▶ _Dataset records_
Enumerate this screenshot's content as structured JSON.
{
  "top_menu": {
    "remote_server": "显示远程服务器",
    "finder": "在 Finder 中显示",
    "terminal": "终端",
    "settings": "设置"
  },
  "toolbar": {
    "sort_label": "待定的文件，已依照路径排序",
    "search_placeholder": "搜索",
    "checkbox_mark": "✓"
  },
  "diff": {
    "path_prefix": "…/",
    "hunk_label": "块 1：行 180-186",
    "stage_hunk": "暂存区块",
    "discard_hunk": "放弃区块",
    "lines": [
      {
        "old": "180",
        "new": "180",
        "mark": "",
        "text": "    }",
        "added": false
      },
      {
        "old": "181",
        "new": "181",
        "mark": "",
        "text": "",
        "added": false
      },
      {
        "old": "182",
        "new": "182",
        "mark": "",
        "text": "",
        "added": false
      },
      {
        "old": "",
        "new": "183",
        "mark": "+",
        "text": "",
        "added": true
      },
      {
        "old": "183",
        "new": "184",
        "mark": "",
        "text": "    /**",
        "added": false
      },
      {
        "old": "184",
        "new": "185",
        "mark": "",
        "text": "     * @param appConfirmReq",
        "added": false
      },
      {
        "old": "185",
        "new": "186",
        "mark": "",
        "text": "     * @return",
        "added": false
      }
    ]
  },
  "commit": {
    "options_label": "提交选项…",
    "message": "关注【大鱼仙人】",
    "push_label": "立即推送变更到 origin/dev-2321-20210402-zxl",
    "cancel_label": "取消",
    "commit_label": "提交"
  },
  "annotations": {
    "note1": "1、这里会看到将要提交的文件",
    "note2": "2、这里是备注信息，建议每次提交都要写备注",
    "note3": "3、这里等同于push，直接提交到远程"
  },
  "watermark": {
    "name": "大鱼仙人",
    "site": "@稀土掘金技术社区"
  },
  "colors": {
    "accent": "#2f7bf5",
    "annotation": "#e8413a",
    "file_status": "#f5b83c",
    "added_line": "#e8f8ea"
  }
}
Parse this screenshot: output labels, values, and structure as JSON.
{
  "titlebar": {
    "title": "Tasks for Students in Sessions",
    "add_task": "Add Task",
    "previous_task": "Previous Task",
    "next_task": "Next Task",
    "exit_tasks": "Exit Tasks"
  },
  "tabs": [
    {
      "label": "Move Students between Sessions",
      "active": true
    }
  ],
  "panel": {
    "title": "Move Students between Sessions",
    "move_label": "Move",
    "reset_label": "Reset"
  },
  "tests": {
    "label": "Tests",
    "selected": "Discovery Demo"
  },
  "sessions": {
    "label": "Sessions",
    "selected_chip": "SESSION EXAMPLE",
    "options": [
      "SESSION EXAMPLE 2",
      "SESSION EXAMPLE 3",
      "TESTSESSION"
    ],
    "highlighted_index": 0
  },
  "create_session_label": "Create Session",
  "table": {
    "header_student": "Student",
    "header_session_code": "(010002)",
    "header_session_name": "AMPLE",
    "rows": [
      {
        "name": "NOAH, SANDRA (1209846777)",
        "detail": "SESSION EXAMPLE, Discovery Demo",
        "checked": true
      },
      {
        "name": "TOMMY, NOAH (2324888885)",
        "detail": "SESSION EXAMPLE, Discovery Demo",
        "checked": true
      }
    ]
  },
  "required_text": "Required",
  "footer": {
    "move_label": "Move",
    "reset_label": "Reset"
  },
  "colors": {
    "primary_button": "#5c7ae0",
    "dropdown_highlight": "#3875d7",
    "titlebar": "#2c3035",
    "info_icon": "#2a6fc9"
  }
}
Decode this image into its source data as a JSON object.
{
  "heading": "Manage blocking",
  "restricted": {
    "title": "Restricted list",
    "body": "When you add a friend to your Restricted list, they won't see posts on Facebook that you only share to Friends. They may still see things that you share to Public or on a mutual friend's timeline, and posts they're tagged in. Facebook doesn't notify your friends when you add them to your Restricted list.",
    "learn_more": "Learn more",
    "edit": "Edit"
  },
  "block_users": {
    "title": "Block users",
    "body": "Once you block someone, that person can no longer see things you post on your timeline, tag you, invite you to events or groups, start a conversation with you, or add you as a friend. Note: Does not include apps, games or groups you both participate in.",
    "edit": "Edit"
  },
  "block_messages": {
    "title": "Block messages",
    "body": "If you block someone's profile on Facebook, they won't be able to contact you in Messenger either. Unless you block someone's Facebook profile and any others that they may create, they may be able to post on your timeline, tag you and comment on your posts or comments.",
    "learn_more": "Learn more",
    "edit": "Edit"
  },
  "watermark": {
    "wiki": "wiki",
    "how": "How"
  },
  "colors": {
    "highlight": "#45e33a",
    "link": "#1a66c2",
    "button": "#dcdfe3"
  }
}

▶ _Problem to work on_
Pull every line containing "JSON" from the data.

▶ _Exercise response_
Enumerate this screenshot's content as structured JSON.
Parse this screenshot: output labels, values, and structure as JSON.
Decode this image into its source data as a JSON object.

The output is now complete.